Extracts from a graphics dataset
---
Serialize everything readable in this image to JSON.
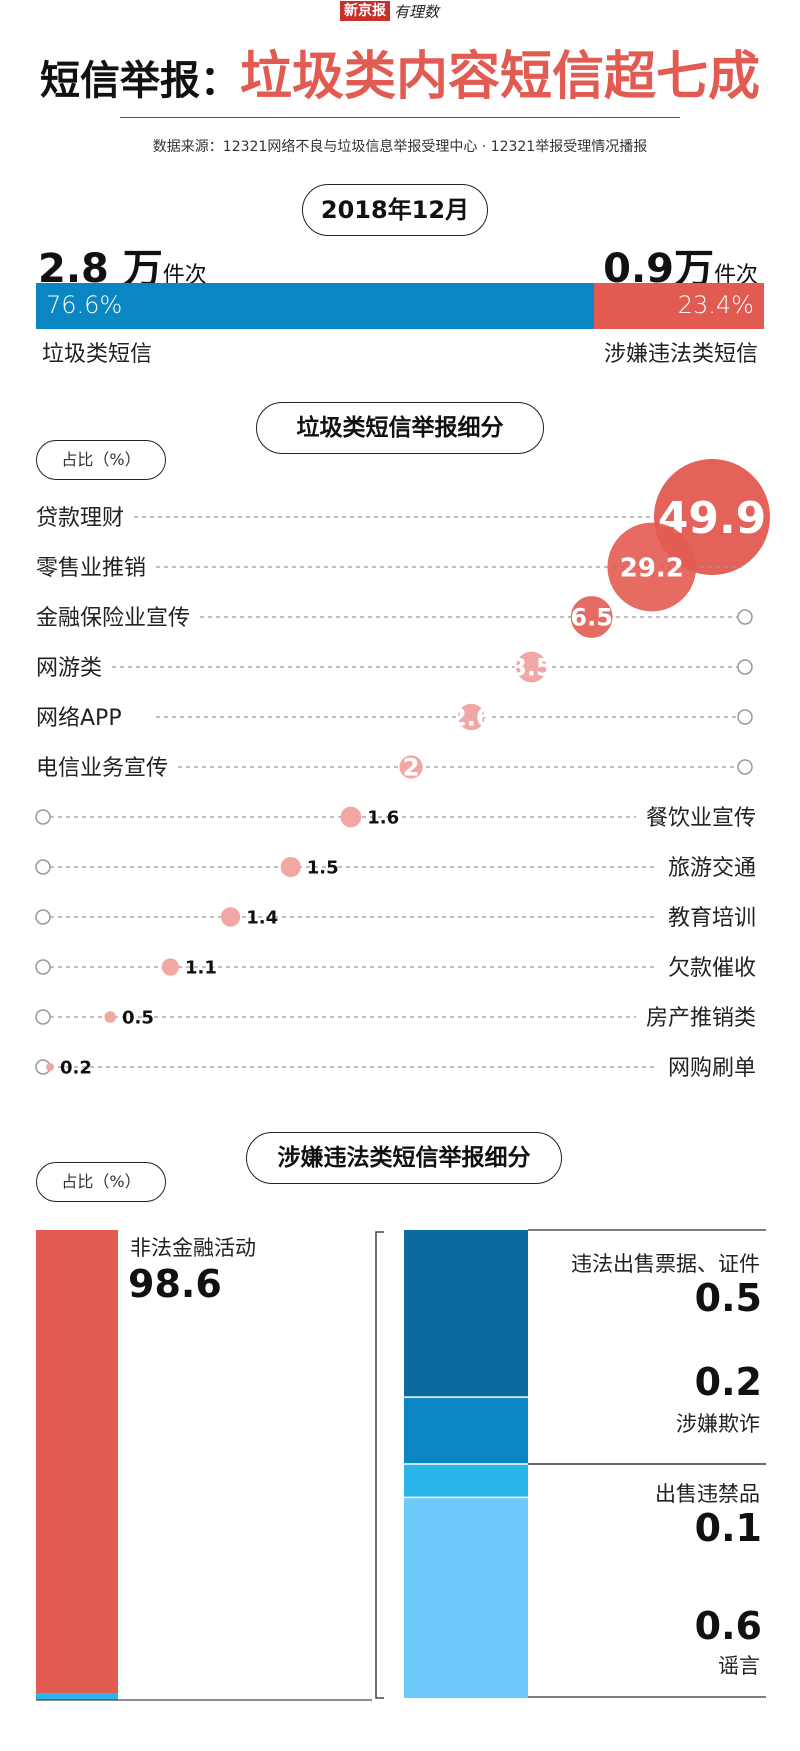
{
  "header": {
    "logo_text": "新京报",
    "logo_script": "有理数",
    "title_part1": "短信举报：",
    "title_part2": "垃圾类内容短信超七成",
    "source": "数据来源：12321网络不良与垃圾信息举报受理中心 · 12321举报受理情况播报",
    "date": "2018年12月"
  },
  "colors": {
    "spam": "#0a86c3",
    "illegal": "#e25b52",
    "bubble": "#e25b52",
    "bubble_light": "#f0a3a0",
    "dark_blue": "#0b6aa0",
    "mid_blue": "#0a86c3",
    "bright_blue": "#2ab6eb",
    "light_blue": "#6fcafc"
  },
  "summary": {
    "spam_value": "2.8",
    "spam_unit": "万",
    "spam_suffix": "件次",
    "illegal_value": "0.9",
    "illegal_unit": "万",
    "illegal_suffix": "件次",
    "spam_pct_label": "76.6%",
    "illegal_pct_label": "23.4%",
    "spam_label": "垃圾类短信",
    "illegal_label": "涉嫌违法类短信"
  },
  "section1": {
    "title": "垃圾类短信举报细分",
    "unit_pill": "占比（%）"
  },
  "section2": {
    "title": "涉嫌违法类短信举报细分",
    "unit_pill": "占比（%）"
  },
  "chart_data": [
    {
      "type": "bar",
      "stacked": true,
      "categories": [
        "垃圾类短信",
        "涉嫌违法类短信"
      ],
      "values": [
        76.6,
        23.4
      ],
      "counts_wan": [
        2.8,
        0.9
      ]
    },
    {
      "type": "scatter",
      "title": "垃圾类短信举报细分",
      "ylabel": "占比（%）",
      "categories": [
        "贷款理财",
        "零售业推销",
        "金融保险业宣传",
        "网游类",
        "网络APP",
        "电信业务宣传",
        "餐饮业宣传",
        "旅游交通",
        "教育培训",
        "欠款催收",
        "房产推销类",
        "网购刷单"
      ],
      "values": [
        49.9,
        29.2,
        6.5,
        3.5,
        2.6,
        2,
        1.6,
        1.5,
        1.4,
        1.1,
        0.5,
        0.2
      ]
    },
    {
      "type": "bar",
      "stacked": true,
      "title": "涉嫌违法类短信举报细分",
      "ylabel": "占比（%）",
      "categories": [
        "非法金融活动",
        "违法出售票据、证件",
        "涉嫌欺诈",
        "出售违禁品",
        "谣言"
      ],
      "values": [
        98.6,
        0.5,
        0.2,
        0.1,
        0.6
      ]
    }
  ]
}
---
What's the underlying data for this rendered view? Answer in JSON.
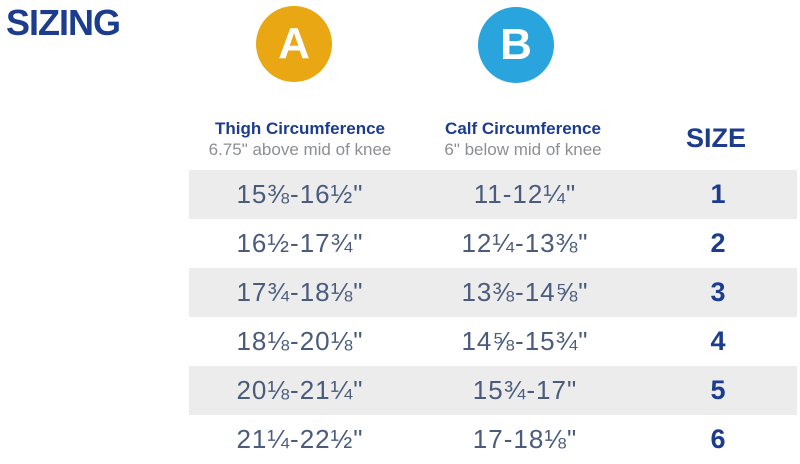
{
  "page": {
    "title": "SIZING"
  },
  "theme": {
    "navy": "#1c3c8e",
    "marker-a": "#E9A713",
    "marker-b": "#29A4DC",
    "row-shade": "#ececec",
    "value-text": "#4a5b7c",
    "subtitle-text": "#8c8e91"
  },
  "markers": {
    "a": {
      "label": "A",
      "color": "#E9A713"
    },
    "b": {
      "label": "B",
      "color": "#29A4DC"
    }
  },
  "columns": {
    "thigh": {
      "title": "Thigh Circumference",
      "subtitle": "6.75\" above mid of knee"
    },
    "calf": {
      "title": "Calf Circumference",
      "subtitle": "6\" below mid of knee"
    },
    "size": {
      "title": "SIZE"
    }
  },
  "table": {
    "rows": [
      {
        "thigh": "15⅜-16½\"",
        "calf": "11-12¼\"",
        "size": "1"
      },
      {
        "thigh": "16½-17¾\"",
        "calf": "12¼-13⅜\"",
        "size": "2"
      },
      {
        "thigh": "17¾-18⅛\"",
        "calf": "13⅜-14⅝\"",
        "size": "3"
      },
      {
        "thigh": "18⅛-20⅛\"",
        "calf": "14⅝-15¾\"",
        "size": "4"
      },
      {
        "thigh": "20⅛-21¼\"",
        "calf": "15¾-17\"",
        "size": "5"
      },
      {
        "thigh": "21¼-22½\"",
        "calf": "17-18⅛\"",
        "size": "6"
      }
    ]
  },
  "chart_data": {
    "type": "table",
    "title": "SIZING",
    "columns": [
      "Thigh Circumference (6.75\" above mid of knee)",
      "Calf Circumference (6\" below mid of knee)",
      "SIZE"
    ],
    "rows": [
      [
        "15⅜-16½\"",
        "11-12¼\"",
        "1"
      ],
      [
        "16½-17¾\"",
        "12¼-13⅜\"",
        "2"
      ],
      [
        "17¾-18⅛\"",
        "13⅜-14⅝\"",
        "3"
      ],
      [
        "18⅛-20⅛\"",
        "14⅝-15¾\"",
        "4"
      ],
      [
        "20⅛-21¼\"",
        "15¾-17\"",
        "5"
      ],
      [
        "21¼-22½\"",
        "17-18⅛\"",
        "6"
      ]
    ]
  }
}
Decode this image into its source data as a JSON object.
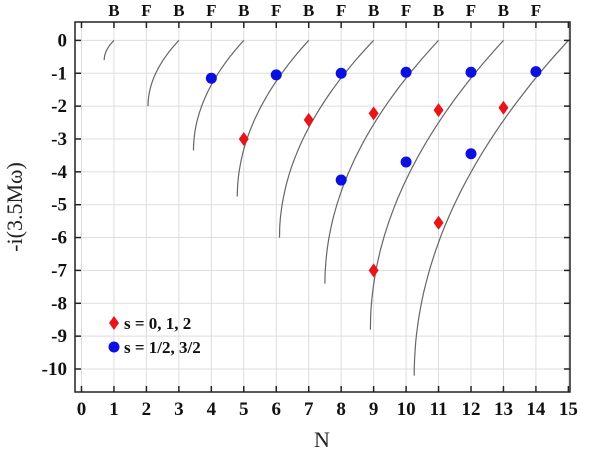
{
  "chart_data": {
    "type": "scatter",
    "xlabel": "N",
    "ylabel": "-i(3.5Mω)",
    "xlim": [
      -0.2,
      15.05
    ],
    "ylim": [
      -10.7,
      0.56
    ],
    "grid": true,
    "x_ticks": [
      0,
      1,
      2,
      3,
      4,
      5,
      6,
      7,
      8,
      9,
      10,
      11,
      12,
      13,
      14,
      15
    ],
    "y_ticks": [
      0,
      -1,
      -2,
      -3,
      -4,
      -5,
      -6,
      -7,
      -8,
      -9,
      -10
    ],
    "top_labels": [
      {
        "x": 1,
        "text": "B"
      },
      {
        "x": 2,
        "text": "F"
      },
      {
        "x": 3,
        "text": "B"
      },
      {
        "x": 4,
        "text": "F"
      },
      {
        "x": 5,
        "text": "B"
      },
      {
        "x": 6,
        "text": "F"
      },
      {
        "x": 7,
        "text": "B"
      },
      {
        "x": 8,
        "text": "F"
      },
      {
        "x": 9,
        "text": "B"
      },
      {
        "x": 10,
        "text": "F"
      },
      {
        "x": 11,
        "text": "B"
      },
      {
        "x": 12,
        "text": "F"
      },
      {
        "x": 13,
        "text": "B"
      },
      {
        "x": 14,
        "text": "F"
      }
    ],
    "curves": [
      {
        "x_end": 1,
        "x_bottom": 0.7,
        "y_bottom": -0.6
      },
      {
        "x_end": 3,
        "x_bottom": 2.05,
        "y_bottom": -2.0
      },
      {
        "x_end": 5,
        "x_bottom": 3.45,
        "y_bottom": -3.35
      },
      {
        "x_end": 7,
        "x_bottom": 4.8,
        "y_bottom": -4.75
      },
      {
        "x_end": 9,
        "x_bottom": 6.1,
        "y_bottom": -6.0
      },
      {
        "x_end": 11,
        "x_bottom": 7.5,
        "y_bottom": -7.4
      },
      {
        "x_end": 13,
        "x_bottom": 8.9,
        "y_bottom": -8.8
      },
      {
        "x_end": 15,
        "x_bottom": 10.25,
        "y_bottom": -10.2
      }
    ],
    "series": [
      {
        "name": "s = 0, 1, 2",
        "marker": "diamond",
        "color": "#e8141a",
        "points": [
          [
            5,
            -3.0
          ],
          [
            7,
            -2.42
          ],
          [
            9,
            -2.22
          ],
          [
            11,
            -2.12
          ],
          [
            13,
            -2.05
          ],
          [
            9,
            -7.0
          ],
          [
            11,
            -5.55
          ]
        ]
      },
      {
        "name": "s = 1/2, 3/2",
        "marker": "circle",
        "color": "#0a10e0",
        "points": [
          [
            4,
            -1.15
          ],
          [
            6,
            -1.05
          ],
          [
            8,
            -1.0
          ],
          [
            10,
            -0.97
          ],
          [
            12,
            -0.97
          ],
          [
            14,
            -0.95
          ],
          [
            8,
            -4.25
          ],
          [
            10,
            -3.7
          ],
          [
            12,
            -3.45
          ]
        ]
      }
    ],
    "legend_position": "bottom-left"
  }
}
---
- _EXERCISE REQUIREMENTS_
Which lines contain "Circumference"? Copy each of them out.

- _FULL SOLUTION_
      "title": "Thigh Circumference",
      "title": "Calf Circumference",
      "Thigh Circumference (6.75\" above mid of knee)",
      "Calf Circumference (6\" below mid of knee)",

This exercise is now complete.